- SET EXERCISE:
Locate the word "августа" in the data below, then copy every line that holds it.

============================================================

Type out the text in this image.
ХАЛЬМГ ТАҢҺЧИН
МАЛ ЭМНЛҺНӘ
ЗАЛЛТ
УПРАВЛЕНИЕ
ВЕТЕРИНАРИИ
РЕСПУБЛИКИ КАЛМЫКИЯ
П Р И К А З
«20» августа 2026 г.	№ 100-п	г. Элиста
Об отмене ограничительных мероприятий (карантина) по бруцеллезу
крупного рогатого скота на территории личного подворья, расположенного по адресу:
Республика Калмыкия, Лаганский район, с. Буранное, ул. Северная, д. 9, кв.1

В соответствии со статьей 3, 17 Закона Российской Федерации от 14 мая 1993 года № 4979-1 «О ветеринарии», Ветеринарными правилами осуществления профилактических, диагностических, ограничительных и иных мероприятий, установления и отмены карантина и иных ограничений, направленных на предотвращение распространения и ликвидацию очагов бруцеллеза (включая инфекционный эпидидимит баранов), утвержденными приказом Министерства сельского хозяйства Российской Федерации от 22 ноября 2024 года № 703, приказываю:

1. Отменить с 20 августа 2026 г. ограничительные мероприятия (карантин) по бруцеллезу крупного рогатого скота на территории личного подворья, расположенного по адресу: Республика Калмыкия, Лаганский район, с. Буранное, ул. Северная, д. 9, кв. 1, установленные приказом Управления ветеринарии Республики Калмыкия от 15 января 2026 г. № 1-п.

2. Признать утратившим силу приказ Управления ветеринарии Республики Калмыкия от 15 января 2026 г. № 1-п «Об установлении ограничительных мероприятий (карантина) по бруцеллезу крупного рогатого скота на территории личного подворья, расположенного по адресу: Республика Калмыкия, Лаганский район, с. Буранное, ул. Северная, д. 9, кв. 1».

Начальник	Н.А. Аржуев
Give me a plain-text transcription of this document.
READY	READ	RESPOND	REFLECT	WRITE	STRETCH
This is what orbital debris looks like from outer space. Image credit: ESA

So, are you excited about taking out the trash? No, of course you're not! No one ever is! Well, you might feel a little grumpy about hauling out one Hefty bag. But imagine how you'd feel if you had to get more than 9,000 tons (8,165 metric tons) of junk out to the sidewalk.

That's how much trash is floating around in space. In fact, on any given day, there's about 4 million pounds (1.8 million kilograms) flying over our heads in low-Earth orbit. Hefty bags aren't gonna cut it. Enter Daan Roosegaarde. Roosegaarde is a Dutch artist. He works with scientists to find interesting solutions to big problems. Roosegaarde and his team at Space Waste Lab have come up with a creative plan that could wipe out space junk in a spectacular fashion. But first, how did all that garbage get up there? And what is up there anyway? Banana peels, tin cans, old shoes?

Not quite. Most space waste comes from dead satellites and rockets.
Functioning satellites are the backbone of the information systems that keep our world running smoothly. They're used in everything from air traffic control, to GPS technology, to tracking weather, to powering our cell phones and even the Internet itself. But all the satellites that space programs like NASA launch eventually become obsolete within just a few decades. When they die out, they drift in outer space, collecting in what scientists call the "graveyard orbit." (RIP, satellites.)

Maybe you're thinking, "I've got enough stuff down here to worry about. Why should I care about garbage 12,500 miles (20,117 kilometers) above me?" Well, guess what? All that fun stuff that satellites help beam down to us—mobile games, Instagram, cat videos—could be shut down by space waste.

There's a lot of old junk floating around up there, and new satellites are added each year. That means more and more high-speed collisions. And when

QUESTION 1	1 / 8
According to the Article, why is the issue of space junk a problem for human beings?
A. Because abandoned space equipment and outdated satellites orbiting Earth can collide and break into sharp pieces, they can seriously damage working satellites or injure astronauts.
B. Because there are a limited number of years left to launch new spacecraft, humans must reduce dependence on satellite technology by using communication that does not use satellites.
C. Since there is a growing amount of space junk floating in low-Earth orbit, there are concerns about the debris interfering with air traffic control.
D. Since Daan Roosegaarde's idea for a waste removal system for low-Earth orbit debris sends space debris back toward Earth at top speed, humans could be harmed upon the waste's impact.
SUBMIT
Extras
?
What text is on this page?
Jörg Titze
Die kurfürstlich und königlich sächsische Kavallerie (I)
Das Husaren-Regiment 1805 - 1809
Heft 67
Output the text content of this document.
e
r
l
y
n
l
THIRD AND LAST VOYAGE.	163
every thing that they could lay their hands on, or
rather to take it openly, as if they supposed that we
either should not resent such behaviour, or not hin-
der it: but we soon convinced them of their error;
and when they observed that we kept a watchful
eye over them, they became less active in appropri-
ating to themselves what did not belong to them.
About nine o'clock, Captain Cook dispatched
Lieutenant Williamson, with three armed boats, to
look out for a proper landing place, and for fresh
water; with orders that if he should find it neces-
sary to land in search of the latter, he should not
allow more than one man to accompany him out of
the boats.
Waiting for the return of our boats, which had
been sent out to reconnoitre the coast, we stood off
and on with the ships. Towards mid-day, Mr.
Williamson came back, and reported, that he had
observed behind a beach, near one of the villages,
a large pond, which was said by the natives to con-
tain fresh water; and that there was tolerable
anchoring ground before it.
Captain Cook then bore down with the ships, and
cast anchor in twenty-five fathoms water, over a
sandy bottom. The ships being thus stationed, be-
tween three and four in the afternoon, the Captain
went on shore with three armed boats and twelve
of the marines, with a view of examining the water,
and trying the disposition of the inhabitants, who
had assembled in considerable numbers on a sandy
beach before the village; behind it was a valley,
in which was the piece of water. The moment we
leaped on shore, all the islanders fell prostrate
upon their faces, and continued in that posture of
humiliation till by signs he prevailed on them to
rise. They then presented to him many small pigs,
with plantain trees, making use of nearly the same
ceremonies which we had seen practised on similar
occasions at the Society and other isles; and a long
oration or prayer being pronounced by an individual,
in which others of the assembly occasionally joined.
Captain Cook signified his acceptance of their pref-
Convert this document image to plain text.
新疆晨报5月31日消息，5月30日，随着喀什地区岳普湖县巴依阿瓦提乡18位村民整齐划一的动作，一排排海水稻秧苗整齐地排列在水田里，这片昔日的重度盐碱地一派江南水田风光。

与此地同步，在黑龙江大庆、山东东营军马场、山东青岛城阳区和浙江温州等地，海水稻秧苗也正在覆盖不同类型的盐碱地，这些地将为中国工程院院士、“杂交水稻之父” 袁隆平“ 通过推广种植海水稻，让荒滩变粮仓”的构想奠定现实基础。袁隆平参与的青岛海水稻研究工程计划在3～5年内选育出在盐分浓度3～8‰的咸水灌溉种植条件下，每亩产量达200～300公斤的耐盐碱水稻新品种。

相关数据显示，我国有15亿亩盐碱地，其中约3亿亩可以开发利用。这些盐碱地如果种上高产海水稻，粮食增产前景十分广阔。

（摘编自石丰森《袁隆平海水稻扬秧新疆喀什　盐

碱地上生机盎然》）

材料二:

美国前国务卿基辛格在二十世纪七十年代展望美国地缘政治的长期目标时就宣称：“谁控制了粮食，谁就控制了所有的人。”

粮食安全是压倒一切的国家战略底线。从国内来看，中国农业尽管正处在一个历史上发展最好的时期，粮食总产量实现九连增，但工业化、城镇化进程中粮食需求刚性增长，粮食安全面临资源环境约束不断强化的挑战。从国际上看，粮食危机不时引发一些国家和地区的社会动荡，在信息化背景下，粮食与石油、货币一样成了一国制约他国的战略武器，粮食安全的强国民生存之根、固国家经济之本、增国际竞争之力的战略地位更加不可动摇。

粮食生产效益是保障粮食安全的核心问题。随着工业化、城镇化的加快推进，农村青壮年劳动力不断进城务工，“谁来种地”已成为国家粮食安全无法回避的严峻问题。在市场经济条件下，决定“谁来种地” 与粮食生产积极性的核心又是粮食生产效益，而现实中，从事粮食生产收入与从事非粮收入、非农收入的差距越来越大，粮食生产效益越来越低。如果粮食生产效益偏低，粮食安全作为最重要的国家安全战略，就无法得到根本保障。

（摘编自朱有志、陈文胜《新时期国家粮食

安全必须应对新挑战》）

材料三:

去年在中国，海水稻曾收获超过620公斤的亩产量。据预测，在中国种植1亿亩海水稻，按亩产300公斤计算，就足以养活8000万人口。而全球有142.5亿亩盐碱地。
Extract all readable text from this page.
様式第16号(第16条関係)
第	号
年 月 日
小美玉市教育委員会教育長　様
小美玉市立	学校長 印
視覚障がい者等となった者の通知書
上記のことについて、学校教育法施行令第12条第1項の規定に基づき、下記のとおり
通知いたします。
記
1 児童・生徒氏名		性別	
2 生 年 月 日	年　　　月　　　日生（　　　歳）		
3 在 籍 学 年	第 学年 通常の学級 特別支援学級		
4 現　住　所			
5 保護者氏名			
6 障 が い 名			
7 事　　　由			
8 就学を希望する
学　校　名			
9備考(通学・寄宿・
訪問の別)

============================================================

- ANSWER TO THE EXERCISE:
«20» августа 2026 г.	№ 100-п	г. Элиста
1. Отменить с 20 августа 2026 г. ограничительные мероприятия (карантин) по бруцеллезу крупного рогатого скота на территории личного подворья, расположенного по адресу: Республика Калмыкия, Лаганский район, с. Буранное, ул. Северная, д. 9, кв. 1, установленные приказом Управления ветеринарии Республики Калмыкия от 15 января 2026 г. № 1-п.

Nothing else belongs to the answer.